>> begin STORED RECORDS

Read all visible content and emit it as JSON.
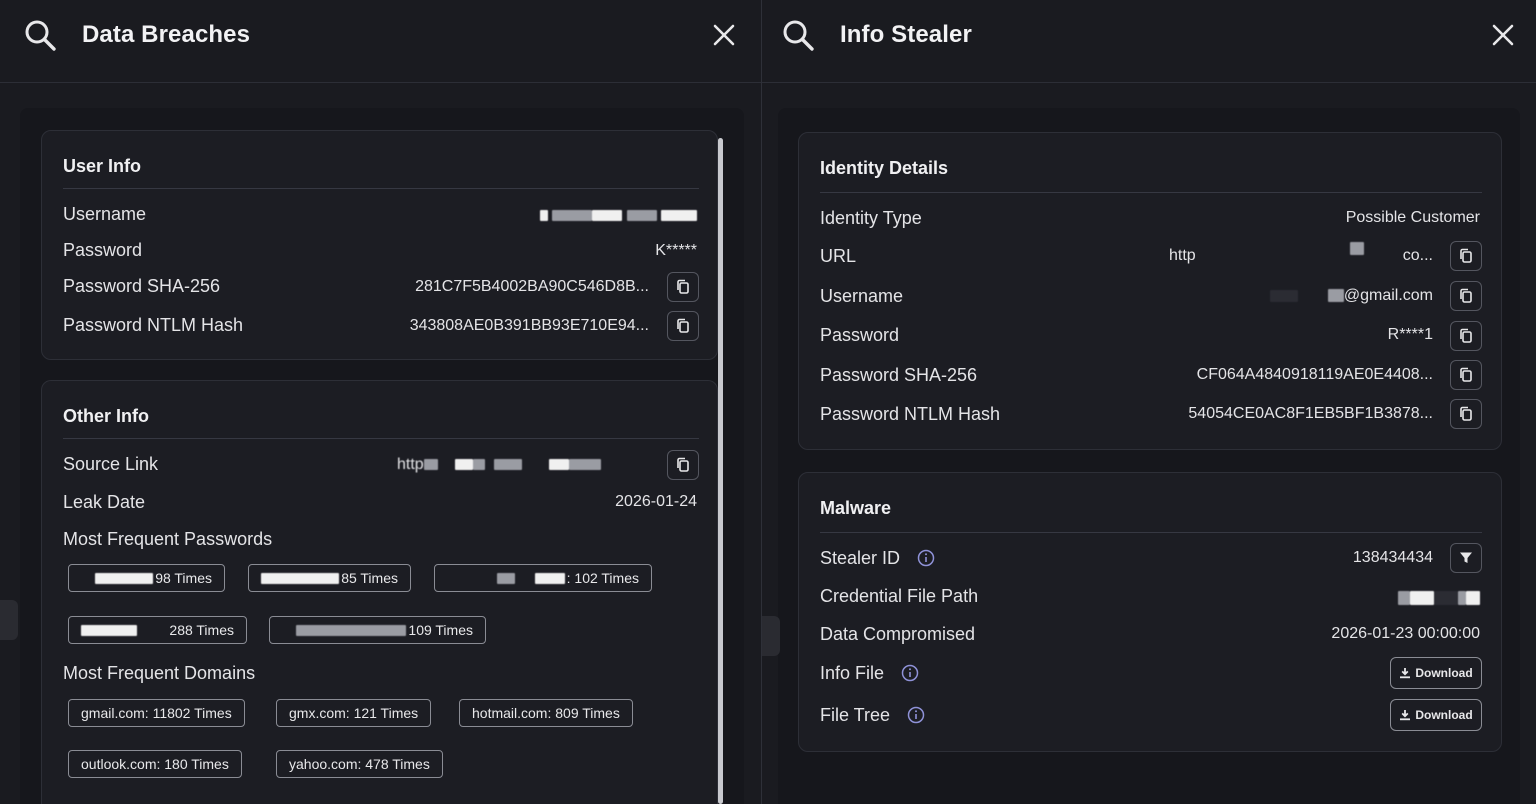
{
  "left_panel": {
    "title": "Data Breaches",
    "user_info": {
      "title": "User Info",
      "rows": [
        {
          "label": "Username",
          "value": ""
        },
        {
          "label": "Password",
          "value": "K*****"
        },
        {
          "label": "Password SHA-256",
          "value": "281C7F5B4002BA90C546D8B..."
        },
        {
          "label": "Password NTLM Hash",
          "value": "343808AE0B391BB93E710E94..."
        }
      ]
    },
    "other_info": {
      "title": "Other Info",
      "source_link_label": "Source Link",
      "source_link_prefix": "http",
      "leak_date_label": "Leak Date",
      "leak_date": "2026-01-24",
      "passwords_label": "Most Frequent Passwords",
      "passwords": [
        "98 Times",
        "85 Times",
        ": 102 Times",
        "288 Times",
        "109 Times"
      ],
      "domains_label": "Most Frequent Domains",
      "domains": [
        "gmail.com: 11802 Times",
        "gmx.com: 121 Times",
        "hotmail.com: 809 Times",
        "outlook.com: 180 Times",
        "yahoo.com: 478 Times"
      ]
    }
  },
  "right_panel": {
    "title": "Info Stealer",
    "identity": {
      "title": "Identity Details",
      "identity_type_label": "Identity Type",
      "identity_type": "Possible Customer",
      "url_label": "URL",
      "url_prefix": "http",
      "url_suffix": "co...",
      "username_label": "Username",
      "username_suffix": "@gmail.com",
      "password_label": "Password",
      "password": "R****1",
      "sha_label": "Password SHA-256",
      "sha": "CF064A4840918119AE0E4408...",
      "ntlm_label": "Password NTLM Hash",
      "ntlm": "54054CE0AC8F1EB5BF1B3878..."
    },
    "malware": {
      "title": "Malware",
      "stealer_id_label": "Stealer ID",
      "stealer_id": "138434434",
      "cred_path_label": "Credential File Path",
      "data_compromised_label": "Data Compromised",
      "data_compromised": "2026-01-23 00:00:00",
      "info_file_label": "Info File",
      "file_tree_label": "File Tree",
      "download_label": "Download"
    }
  },
  "colors": {
    "background": "#17181d",
    "card": "#1c1d23",
    "border": "#2d2f37",
    "text": "#e4e4e7"
  },
  "icons": [
    "search-icon",
    "close-icon",
    "copy-icon",
    "filter-icon",
    "info-icon",
    "download-icon"
  ]
}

>> end STORED RECORDS

**TASK DETAILS**
Report every line in the data above in which the word "http" appears.

**FINAL ANSWER**
      "source_link_prefix": "http",
      "url_prefix": "http",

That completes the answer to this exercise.